** START Provided data **
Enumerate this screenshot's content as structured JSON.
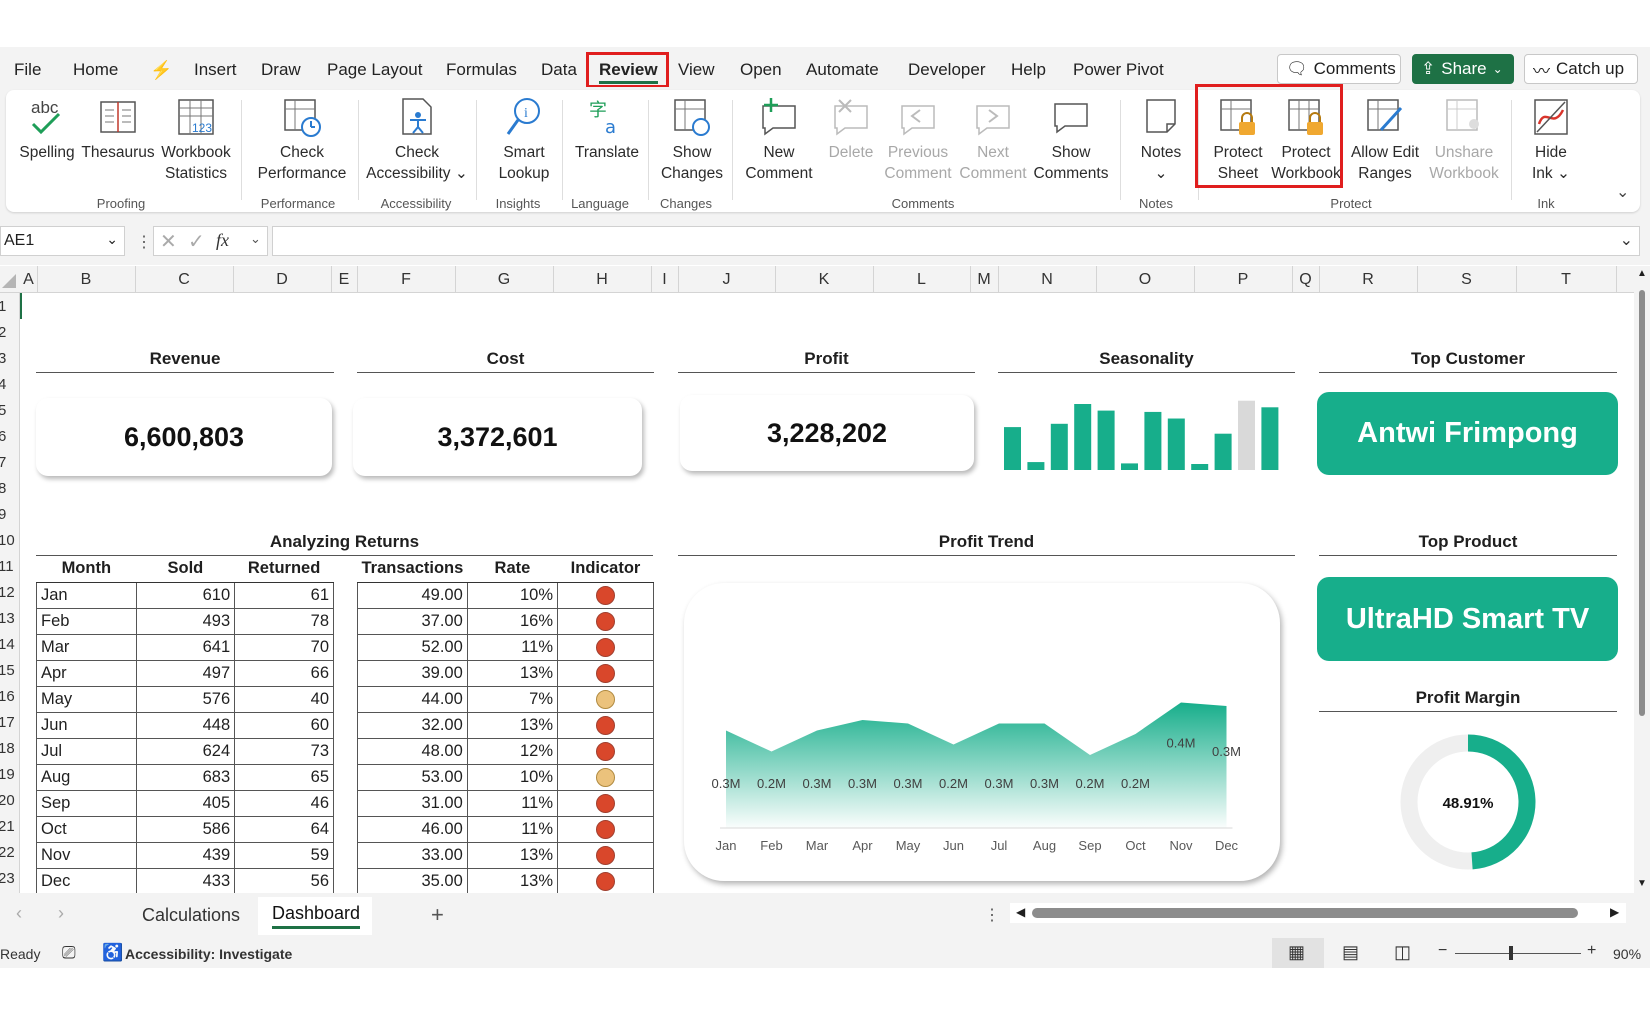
{
  "menu": {
    "items": [
      "File",
      "Home",
      "Insert",
      "Draw",
      "Page Layout",
      "Formulas",
      "Data",
      "Review",
      "View",
      "Open",
      "Automate",
      "Developer",
      "Help",
      "Power Pivot"
    ],
    "active": "Review",
    "comments_label": "Comments",
    "share_label": "Share",
    "catchup_label": "Catch up"
  },
  "ribbon": {
    "spelling_abc": "abc",
    "buttons": {
      "spelling": "Spelling",
      "thesaurus": "Thesaurus",
      "workbook_stats_1": "Workbook",
      "workbook_stats_2": "Statistics",
      "check_perf_1": "Check",
      "check_perf_2": "Performance",
      "check_access_1": "Check",
      "check_access_2": "Accessibility ⌄",
      "smart_lookup_1": "Smart",
      "smart_lookup_2": "Lookup",
      "translate": "Translate",
      "show_changes_1": "Show",
      "show_changes_2": "Changes",
      "new_comment_1": "New",
      "new_comment_2": "Comment",
      "delete": "Delete",
      "prev_comment_1": "Previous",
      "prev_comment_2": "Comment",
      "next_comment_1": "Next",
      "next_comment_2": "Comment",
      "show_comments_1": "Show",
      "show_comments_2": "Comments",
      "notes_1": "Notes",
      "notes_2": "⌄",
      "protect_sheet_1": "Protect",
      "protect_sheet_2": "Sheet",
      "protect_workbook_1": "Protect",
      "protect_workbook_2": "Workbook",
      "allow_edit_1": "Allow Edit",
      "allow_edit_2": "Ranges",
      "unshare_1": "Unshare",
      "unshare_2": "Workbook",
      "hide_ink_1": "Hide",
      "hide_ink_2": "Ink ⌄"
    },
    "groups": {
      "proofing": "Proofing",
      "performance": "Performance",
      "accessibility": "Accessibility",
      "insights": "Insights",
      "language": "Language",
      "changes": "Changes",
      "comments": "Comments",
      "notes": "Notes",
      "protect": "Protect",
      "ink": "Ink"
    }
  },
  "formula_bar": {
    "name_box": "AE1",
    "fx": "fx",
    "value": ""
  },
  "columns": [
    "A",
    "B",
    "C",
    "D",
    "E",
    "F",
    "G",
    "H",
    "I",
    "J",
    "K",
    "L",
    "M",
    "N",
    "O",
    "P",
    "Q",
    "R",
    "S",
    "T"
  ],
  "rows": [
    "1",
    "2",
    "3",
    "4",
    "5",
    "6",
    "7",
    "8",
    "9",
    "10",
    "11",
    "12",
    "13",
    "14",
    "15",
    "16",
    "17",
    "18",
    "19",
    "20",
    "21",
    "22",
    "23"
  ],
  "kpis": {
    "revenue_title": "Revenue",
    "revenue_value": "6,600,803",
    "cost_title": "Cost",
    "cost_value": "3,372,601",
    "profit_title": "Profit",
    "profit_value": "3,228,202",
    "seasonality_title": "Seasonality",
    "top_customer_title": "Top Customer",
    "top_customer_value": "Antwi Frimpong",
    "top_product_title": "Top Product",
    "top_product_value": "UltraHD Smart TV",
    "profit_margin_title": "Profit Margin",
    "profit_margin_value": "48.91%"
  },
  "colors": {
    "accent": "#17ae8b",
    "excel_green": "#1e7145",
    "red_dot": "#d9472b",
    "amber_dot": "#ebc27c",
    "gray_bar": "#d9d9d9"
  },
  "returns_table": {
    "title": "Analyzing Returns",
    "headers": [
      "Month",
      "Sold",
      "Returned",
      "Transactions",
      "Rate",
      "Indicator"
    ],
    "rows": [
      {
        "month": "Jan",
        "sold": "610",
        "returned": "61",
        "transactions": "49.00",
        "rate": "10%",
        "indicator": "red"
      },
      {
        "month": "Feb",
        "sold": "493",
        "returned": "78",
        "transactions": "37.00",
        "rate": "16%",
        "indicator": "red"
      },
      {
        "month": "Mar",
        "sold": "641",
        "returned": "70",
        "transactions": "52.00",
        "rate": "11%",
        "indicator": "red"
      },
      {
        "month": "Apr",
        "sold": "497",
        "returned": "66",
        "transactions": "39.00",
        "rate": "13%",
        "indicator": "red"
      },
      {
        "month": "May",
        "sold": "576",
        "returned": "40",
        "transactions": "44.00",
        "rate": "7%",
        "indicator": "amber"
      },
      {
        "month": "Jun",
        "sold": "448",
        "returned": "60",
        "transactions": "32.00",
        "rate": "13%",
        "indicator": "red"
      },
      {
        "month": "Jul",
        "sold": "624",
        "returned": "73",
        "transactions": "48.00",
        "rate": "12%",
        "indicator": "red"
      },
      {
        "month": "Aug",
        "sold": "683",
        "returned": "65",
        "transactions": "53.00",
        "rate": "10%",
        "indicator": "amber"
      },
      {
        "month": "Sep",
        "sold": "405",
        "returned": "46",
        "transactions": "31.00",
        "rate": "11%",
        "indicator": "red"
      },
      {
        "month": "Oct",
        "sold": "586",
        "returned": "64",
        "transactions": "46.00",
        "rate": "11%",
        "indicator": "red"
      },
      {
        "month": "Nov",
        "sold": "439",
        "returned": "59",
        "transactions": "33.00",
        "rate": "13%",
        "indicator": "red"
      },
      {
        "month": "Dec",
        "sold": "433",
        "returned": "56",
        "transactions": "35.00",
        "rate": "13%",
        "indicator": "red"
      }
    ]
  },
  "chart_data": [
    {
      "type": "area",
      "title": "Profit Trend",
      "categories": [
        "Jan",
        "Feb",
        "Mar",
        "Apr",
        "May",
        "Jun",
        "Jul",
        "Aug",
        "Sep",
        "Oct",
        "Nov",
        "Dec"
      ],
      "values": [
        0.28,
        0.22,
        0.28,
        0.31,
        0.3,
        0.24,
        0.3,
        0.3,
        0.21,
        0.27,
        0.36,
        0.35
      ],
      "data_labels": [
        "0.3M",
        "0.2M",
        "0.3M",
        "0.3M",
        "0.3M",
        "0.2M",
        "0.3M",
        "0.3M",
        "0.2M",
        "0.2M",
        "0.4M",
        "0.3M"
      ],
      "xlabel": "",
      "ylabel": "",
      "grid": false
    },
    {
      "type": "bar",
      "title": "Seasonality",
      "values": [
        0.65,
        0.12,
        0.7,
        1.0,
        0.9,
        0.1,
        0.88,
        0.78,
        0.08,
        0.55,
        1.05,
        0.95
      ],
      "colors": [
        "#17ae8b",
        "#17ae8b",
        "#17ae8b",
        "#17ae8b",
        "#17ae8b",
        "#17ae8b",
        "#17ae8b",
        "#17ae8b",
        "#17ae8b",
        "#17ae8b",
        "#d9d9d9",
        "#17ae8b"
      ],
      "axis": false
    },
    {
      "type": "pie",
      "title": "Profit Margin",
      "values": [
        48.91,
        51.09
      ],
      "center_label": "48.91%"
    }
  ],
  "sheet_tabs": [
    "Calculations",
    "Dashboard"
  ],
  "active_tab": "Dashboard",
  "status": {
    "ready": "Ready",
    "accessibility": "Accessibility: Investigate",
    "zoom": "90%"
  }
}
** END Provided data **
* **Task statement**
All of the records need repeating exactly, except for the pictures.

* **Problem solution**
Enumerate this screenshot's content as structured JSON.
{
  "menu": {
    "items": [
      "File",
      "Home",
      "Insert",
      "Draw",
      "Page Layout",
      "Formulas",
      "Data",
      "Review",
      "View",
      "Open",
      "Automate",
      "Developer",
      "Help",
      "Power Pivot"
    ],
    "active": "Review",
    "comments_label": "Comments",
    "share_label": "Share",
    "catchup_label": "Catch up"
  },
  "ribbon": {
    "spelling_abc": "abc",
    "buttons": {
      "spelling": "Spelling",
      "thesaurus": "Thesaurus",
      "workbook_stats_1": "Workbook",
      "workbook_stats_2": "Statistics",
      "check_perf_1": "Check",
      "check_perf_2": "Performance",
      "check_access_1": "Check",
      "check_access_2": "Accessibility ⌄",
      "smart_lookup_1": "Smart",
      "smart_lookup_2": "Lookup",
      "translate": "Translate",
      "show_changes_1": "Show",
      "show_changes_2": "Changes",
      "new_comment_1": "New",
      "new_comment_2": "Comment",
      "delete": "Delete",
      "prev_comment_1": "Previous",
      "prev_comment_2": "Comment",
      "next_comment_1": "Next",
      "next_comment_2": "Comment",
      "show_comments_1": "Show",
      "show_comments_2": "Comments",
      "notes_1": "Notes",
      "notes_2": "⌄",
      "protect_sheet_1": "Protect",
      "protect_sheet_2": "Sheet",
      "protect_workbook_1": "Protect",
      "protect_workbook_2": "Workbook",
      "allow_edit_1": "Allow Edit",
      "allow_edit_2": "Ranges",
      "unshare_1": "Unshare",
      "unshare_2": "Workbook",
      "hide_ink_1": "Hide",
      "hide_ink_2": "Ink ⌄"
    },
    "groups": {
      "proofing": "Proofing",
      "performance": "Performance",
      "accessibility": "Accessibility",
      "insights": "Insights",
      "language": "Language",
      "changes": "Changes",
      "comments": "Comments",
      "notes": "Notes",
      "protect": "Protect",
      "ink": "Ink"
    }
  },
  "formula_bar": {
    "name_box": "AE1",
    "fx": "fx",
    "value": ""
  },
  "columns": [
    "A",
    "B",
    "C",
    "D",
    "E",
    "F",
    "G",
    "H",
    "I",
    "J",
    "K",
    "L",
    "M",
    "N",
    "O",
    "P",
    "Q",
    "R",
    "S",
    "T"
  ],
  "rows": [
    "1",
    "2",
    "3",
    "4",
    "5",
    "6",
    "7",
    "8",
    "9",
    "10",
    "11",
    "12",
    "13",
    "14",
    "15",
    "16",
    "17",
    "18",
    "19",
    "20",
    "21",
    "22",
    "23"
  ],
  "kpis": {
    "revenue_title": "Revenue",
    "revenue_value": "6,600,803",
    "cost_title": "Cost",
    "cost_value": "3,372,601",
    "profit_title": "Profit",
    "profit_value": "3,228,202",
    "seasonality_title": "Seasonality",
    "top_customer_title": "Top Customer",
    "top_customer_value": "Antwi Frimpong",
    "top_product_title": "Top Product",
    "top_product_value": "UltraHD Smart TV",
    "profit_margin_title": "Profit Margin",
    "profit_margin_value": "48.91%"
  },
  "colors": {
    "accent": "#17ae8b",
    "excel_green": "#1e7145",
    "red_dot": "#d9472b",
    "amber_dot": "#ebc27c",
    "gray_bar": "#d9d9d9"
  },
  "returns_table": {
    "title": "Analyzing Returns",
    "headers": [
      "Month",
      "Sold",
      "Returned",
      "Transactions",
      "Rate",
      "Indicator"
    ],
    "rows": [
      {
        "month": "Jan",
        "sold": "610",
        "returned": "61",
        "transactions": "49.00",
        "rate": "10%",
        "indicator": "red"
      },
      {
        "month": "Feb",
        "sold": "493",
        "returned": "78",
        "transactions": "37.00",
        "rate": "16%",
        "indicator": "red"
      },
      {
        "month": "Mar",
        "sold": "641",
        "returned": "70",
        "transactions": "52.00",
        "rate": "11%",
        "indicator": "red"
      },
      {
        "month": "Apr",
        "sold": "497",
        "returned": "66",
        "transactions": "39.00",
        "rate": "13%",
        "indicator": "red"
      },
      {
        "month": "May",
        "sold": "576",
        "returned": "40",
        "transactions": "44.00",
        "rate": "7%",
        "indicator": "amber"
      },
      {
        "month": "Jun",
        "sold": "448",
        "returned": "60",
        "transactions": "32.00",
        "rate": "13%",
        "indicator": "red"
      },
      {
        "month": "Jul",
        "sold": "624",
        "returned": "73",
        "transactions": "48.00",
        "rate": "12%",
        "indicator": "red"
      },
      {
        "month": "Aug",
        "sold": "683",
        "returned": "65",
        "transactions": "53.00",
        "rate": "10%",
        "indicator": "amber"
      },
      {
        "month": "Sep",
        "sold": "405",
        "returned": "46",
        "transactions": "31.00",
        "rate": "11%",
        "indicator": "red"
      },
      {
        "month": "Oct",
        "sold": "586",
        "returned": "64",
        "transactions": "46.00",
        "rate": "11%",
        "indicator": "red"
      },
      {
        "month": "Nov",
        "sold": "439",
        "returned": "59",
        "transactions": "33.00",
        "rate": "13%",
        "indicator": "red"
      },
      {
        "month": "Dec",
        "sold": "433",
        "returned": "56",
        "transactions": "35.00",
        "rate": "13%",
        "indicator": "red"
      }
    ]
  },
  "chart_data": [
    {
      "type": "area",
      "title": "Profit Trend",
      "categories": [
        "Jan",
        "Feb",
        "Mar",
        "Apr",
        "May",
        "Jun",
        "Jul",
        "Aug",
        "Sep",
        "Oct",
        "Nov",
        "Dec"
      ],
      "values": [
        0.28,
        0.22,
        0.28,
        0.31,
        0.3,
        0.24,
        0.3,
        0.3,
        0.21,
        0.27,
        0.36,
        0.35
      ],
      "data_labels": [
        "0.3M",
        "0.2M",
        "0.3M",
        "0.3M",
        "0.3M",
        "0.2M",
        "0.3M",
        "0.3M",
        "0.2M",
        "0.2M",
        "0.4M",
        "0.3M"
      ],
      "xlabel": "",
      "ylabel": "",
      "grid": false
    },
    {
      "type": "bar",
      "title": "Seasonality",
      "values": [
        0.65,
        0.12,
        0.7,
        1.0,
        0.9,
        0.1,
        0.88,
        0.78,
        0.08,
        0.55,
        1.05,
        0.95
      ],
      "colors": [
        "#17ae8b",
        "#17ae8b",
        "#17ae8b",
        "#17ae8b",
        "#17ae8b",
        "#17ae8b",
        "#17ae8b",
        "#17ae8b",
        "#17ae8b",
        "#17ae8b",
        "#d9d9d9",
        "#17ae8b"
      ],
      "axis": false
    },
    {
      "type": "pie",
      "title": "Profit Margin",
      "values": [
        48.91,
        51.09
      ],
      "center_label": "48.91%"
    }
  ],
  "sheet_tabs": [
    "Calculations",
    "Dashboard"
  ],
  "active_tab": "Dashboard",
  "status": {
    "ready": "Ready",
    "accessibility": "Accessibility: Investigate",
    "zoom": "90%"
  }
}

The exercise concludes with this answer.